Element location listings:
————————
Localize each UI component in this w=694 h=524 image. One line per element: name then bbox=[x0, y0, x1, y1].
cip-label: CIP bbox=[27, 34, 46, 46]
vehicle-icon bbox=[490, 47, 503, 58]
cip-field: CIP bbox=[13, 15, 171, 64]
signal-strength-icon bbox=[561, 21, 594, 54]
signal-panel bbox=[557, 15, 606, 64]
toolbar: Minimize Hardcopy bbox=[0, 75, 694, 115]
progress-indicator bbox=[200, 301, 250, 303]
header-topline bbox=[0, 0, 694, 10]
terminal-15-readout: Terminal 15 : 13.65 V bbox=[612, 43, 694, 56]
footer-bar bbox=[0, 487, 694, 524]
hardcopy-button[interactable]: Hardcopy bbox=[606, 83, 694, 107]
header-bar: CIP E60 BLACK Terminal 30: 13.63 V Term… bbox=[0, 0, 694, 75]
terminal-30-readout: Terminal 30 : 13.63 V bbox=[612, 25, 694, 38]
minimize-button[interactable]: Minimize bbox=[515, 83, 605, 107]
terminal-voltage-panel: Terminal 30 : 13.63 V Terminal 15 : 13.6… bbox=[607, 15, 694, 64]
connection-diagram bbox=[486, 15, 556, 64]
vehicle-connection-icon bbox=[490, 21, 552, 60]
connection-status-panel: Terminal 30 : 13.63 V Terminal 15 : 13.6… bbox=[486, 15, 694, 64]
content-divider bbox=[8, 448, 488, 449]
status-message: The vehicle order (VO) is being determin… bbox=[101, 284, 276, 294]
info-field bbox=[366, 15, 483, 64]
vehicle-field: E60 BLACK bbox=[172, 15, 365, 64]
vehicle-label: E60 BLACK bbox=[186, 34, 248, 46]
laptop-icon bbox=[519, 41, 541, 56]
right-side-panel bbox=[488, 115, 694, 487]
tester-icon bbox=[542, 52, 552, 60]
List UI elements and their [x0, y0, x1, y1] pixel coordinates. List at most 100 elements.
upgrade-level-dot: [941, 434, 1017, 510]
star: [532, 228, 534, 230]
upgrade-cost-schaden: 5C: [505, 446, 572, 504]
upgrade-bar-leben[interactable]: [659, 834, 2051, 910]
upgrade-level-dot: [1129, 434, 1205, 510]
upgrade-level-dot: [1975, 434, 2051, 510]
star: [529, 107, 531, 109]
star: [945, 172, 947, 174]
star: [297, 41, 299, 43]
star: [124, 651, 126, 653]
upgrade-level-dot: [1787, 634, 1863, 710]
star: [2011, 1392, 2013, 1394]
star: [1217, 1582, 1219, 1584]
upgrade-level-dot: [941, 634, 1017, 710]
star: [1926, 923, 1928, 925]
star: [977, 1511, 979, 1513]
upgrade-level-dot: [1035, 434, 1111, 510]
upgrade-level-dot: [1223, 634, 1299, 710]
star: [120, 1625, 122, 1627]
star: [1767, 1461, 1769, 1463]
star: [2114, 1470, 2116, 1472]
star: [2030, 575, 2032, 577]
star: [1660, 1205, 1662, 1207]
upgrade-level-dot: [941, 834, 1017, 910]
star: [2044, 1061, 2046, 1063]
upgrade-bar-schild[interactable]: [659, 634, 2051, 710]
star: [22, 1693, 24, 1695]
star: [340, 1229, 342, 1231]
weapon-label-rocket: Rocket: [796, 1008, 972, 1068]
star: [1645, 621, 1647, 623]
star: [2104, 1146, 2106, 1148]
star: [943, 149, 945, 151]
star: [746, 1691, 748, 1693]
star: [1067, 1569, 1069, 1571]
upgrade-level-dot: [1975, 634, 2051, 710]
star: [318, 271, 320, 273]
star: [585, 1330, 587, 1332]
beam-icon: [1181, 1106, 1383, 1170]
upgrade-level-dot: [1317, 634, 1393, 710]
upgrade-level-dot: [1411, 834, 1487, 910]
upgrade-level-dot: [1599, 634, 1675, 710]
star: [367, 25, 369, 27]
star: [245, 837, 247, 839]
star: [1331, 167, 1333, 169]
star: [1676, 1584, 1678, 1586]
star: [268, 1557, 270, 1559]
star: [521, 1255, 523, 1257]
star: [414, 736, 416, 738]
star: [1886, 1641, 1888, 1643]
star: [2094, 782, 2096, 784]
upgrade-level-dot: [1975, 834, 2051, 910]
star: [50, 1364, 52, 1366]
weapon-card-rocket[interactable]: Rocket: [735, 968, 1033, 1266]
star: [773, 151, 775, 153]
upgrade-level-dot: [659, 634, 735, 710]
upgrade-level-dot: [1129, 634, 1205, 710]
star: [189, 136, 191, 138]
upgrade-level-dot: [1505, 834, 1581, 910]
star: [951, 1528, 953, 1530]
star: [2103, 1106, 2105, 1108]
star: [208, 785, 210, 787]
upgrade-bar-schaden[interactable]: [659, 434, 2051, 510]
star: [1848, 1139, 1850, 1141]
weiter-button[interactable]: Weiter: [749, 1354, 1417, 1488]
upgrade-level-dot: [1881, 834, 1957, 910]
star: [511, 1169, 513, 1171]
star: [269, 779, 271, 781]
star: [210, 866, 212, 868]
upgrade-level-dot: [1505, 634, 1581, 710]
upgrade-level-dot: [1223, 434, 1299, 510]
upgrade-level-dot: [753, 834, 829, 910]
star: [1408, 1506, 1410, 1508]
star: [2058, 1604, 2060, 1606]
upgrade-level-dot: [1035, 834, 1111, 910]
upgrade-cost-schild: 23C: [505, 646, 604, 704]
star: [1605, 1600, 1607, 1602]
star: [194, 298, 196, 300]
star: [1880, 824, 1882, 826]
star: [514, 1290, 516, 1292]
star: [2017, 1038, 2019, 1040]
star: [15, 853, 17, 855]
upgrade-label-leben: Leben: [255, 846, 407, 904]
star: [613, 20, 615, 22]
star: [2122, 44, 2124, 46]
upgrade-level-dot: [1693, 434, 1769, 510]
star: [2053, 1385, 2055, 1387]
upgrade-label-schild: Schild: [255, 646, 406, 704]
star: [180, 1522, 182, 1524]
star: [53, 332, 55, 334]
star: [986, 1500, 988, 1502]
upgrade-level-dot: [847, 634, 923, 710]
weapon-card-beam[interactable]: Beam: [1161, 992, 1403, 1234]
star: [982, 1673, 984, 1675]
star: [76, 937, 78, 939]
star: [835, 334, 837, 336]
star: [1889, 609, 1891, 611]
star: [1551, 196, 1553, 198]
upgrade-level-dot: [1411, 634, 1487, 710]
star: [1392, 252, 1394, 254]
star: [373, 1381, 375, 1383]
————————
THE TASK: Rewrite all the lines in the items above as one numbered list, leaving out any blank lines.

FINISHED EXERCISE:
1. Localize each UI component in this w=694 h=524 image. One line per element: name then bbox=[x0, y0, x1, y1].
2. cip-label: CIP bbox=[27, 34, 46, 46]
3. vehicle-icon bbox=[490, 47, 503, 58]
4. cip-field: CIP bbox=[13, 15, 171, 64]
5. signal-strength-icon bbox=[561, 21, 594, 54]
6. signal-panel bbox=[557, 15, 606, 64]
7. toolbar: Minimize Hardcopy bbox=[0, 75, 694, 115]
8. progress-indicator bbox=[200, 301, 250, 303]
9. header-topline bbox=[0, 0, 694, 10]
10. terminal-15-readout: Terminal 15 : 13.65 V bbox=[612, 43, 694, 56]
11. footer-bar bbox=[0, 487, 694, 524]
12. hardcopy-button[interactable]: Hardcopy bbox=[606, 83, 694, 107]
13. header-bar: CIP E60 BLACK Terminal 30: 13.63 V Term… bbox=[0, 0, 694, 75]
14. terminal-30-readout: Terminal 30 : 13.63 V bbox=[612, 25, 694, 38]
15. minimize-button[interactable]: Minimize bbox=[515, 83, 605, 107]
16. terminal-voltage-panel: Terminal 30 : 13.63 V Terminal 15 : 13.6… bbox=[607, 15, 694, 64]
17. connection-diagram bbox=[486, 15, 556, 64]
18. vehicle-connection-icon bbox=[490, 21, 552, 60]
19. connection-status-panel: Terminal 30 : 13.63 V Terminal 15 : 13.6… bbox=[486, 15, 694, 64]
20. content-divider bbox=[8, 448, 488, 449]
21. status-message: The vehicle order (VO) is being determin… bbox=[101, 284, 276, 294]
22. info-field bbox=[366, 15, 483, 64]
23. vehicle-field: E60 BLACK bbox=[172, 15, 365, 64]
24. vehicle-label: E60 BLACK bbox=[186, 34, 248, 46]
25. laptop-icon bbox=[519, 41, 541, 56]
26. right-side-panel bbox=[488, 115, 694, 487]
27. tester-icon bbox=[542, 52, 552, 60]
28. List UI elements and their [x0, y0, x1, y1] pixel coordinates. List at most 100 elements.
29. upgrade-level-dot: [941, 434, 1017, 510]
30. star: [532, 228, 534, 230]
31. upgrade-cost-schaden: 5C: [505, 446, 572, 504]
32. upgrade-bar-leben[interactable]: [659, 834, 2051, 910]
33. upgrade-level-dot: [1129, 434, 1205, 510]
34. upgrade-level-dot: [1975, 434, 2051, 510]
35. star: [529, 107, 531, 109]
36. star: [945, 172, 947, 174]
37. star: [297, 41, 299, 43]
38. star: [124, 651, 126, 653]
39. upgrade-level-dot: [1787, 634, 1863, 710]
40. star: [2011, 1392, 2013, 1394]
41. star: [1217, 1582, 1219, 1584]
42. upgrade-level-dot: [941, 634, 1017, 710]
43. star: [1926, 923, 1928, 925]
44. star: [977, 1511, 979, 1513]
45. upgrade-level-dot: [1035, 434, 1111, 510]
46. upgrade-level-dot: [1223, 634, 1299, 710]
47. star: [120, 1625, 122, 1627]
48. star: [1767, 1461, 1769, 1463]
49. star: [2114, 1470, 2116, 1472]
50. star: [2030, 575, 2032, 577]
51. star: [1660, 1205, 1662, 1207]
52. upgrade-level-dot: [941, 834, 1017, 910]
53. star: [2044, 1061, 2046, 1063]
54. upgrade-bar-schild[interactable]: [659, 634, 2051, 710]
55. star: [22, 1693, 24, 1695]
56. star: [340, 1229, 342, 1231]
57. weapon-label-rocket: Rocket: [796, 1008, 972, 1068]
58. star: [1645, 621, 1647, 623]
59. star: [2104, 1146, 2106, 1148]
60. star: [943, 149, 945, 151]
61. star: [746, 1691, 748, 1693]
62. star: [1067, 1569, 1069, 1571]
63. upgrade-level-dot: [1975, 634, 2051, 710]
64. star: [318, 271, 320, 273]
65. star: [585, 1330, 587, 1332]
66. beam-icon: [1181, 1106, 1383, 1170]
67. upgrade-level-dot: [1317, 634, 1393, 710]
68. upgrade-level-dot: [1411, 834, 1487, 910]
69. upgrade-level-dot: [1599, 634, 1675, 710]
70. star: [367, 25, 369, 27]
71. star: [245, 837, 247, 839]
72. star: [1331, 167, 1333, 169]
73. star: [1676, 1584, 1678, 1586]
74. star: [268, 1557, 270, 1559]
75. star: [521, 1255, 523, 1257]
76. star: [414, 736, 416, 738]
77. star: [1886, 1641, 1888, 1643]
78. star: [2094, 782, 2096, 784]
79. upgrade-level-dot: [1975, 834, 2051, 910]
80. star: [50, 1364, 52, 1366]
81. weapon-card-rocket[interactable]: Rocket: [735, 968, 1033, 1266]
82. star: [773, 151, 775, 153]
83. upgrade-level-dot: [659, 634, 735, 710]
84. upgrade-level-dot: [1129, 634, 1205, 710]
85. star: [189, 136, 191, 138]
86. upgrade-level-dot: [1505, 834, 1581, 910]
87. star: [951, 1528, 953, 1530]
88. star: [2103, 1106, 2105, 1108]
89. star: [208, 785, 210, 787]
90. upgrade-bar-schaden[interactable]: [659, 434, 2051, 510]
91. star: [1848, 1139, 1850, 1141]
92. weiter-button[interactable]: Weiter: [749, 1354, 1417, 1488]
93. upgrade-level-dot: [1881, 834, 1957, 910]
94. star: [511, 1169, 513, 1171]
95. star: [269, 779, 271, 781]
96. star: [210, 866, 212, 868]
97. upgrade-level-dot: [1505, 634, 1581, 710]
98. upgrade-level-dot: [1223, 434, 1299, 510]
99. upgrade-level-dot: [753, 834, 829, 910]
100. star: [1408, 1506, 1410, 1508]
101. star: [2058, 1604, 2060, 1606]
102. upgrade-level-dot: [1035, 834, 1111, 910]
103. upgrade-cost-schild: 23C: [505, 646, 604, 704]
104. star: [1605, 1600, 1607, 1602]
105. star: [194, 298, 196, 300]
106. star: [1880, 824, 1882, 826]
107. star: [514, 1290, 516, 1292]
108. star: [2017, 1038, 2019, 1040]
109. star: [15, 853, 17, 855]
110. upgrade-label-leben: Leben: [255, 846, 407, 904]
111. star: [613, 20, 615, 22]
112. star: [2122, 44, 2124, 46]
113. upgrade-level-dot: [1693, 434, 1769, 510]
114. star: [2053, 1385, 2055, 1387]
115. upgrade-label-schild: Schild: [255, 646, 406, 704]
116. star: [180, 1522, 182, 1524]
117. star: [53, 332, 55, 334]
118. star: [986, 1500, 988, 1502]
119. upgrade-level-dot: [847, 634, 923, 710]
120. weapon-card-beam[interactable]: Beam: [1161, 992, 1403, 1234]
121. star: [982, 1673, 984, 1675]
122. star: [76, 937, 78, 939]
123. star: [835, 334, 837, 336]
124. star: [1889, 609, 1891, 611]
125. star: [1551, 196, 1553, 198]
126. upgrade-level-dot: [1411, 634, 1487, 710]
127. star: [1392, 252, 1394, 254]
128. star: [373, 1381, 375, 1383]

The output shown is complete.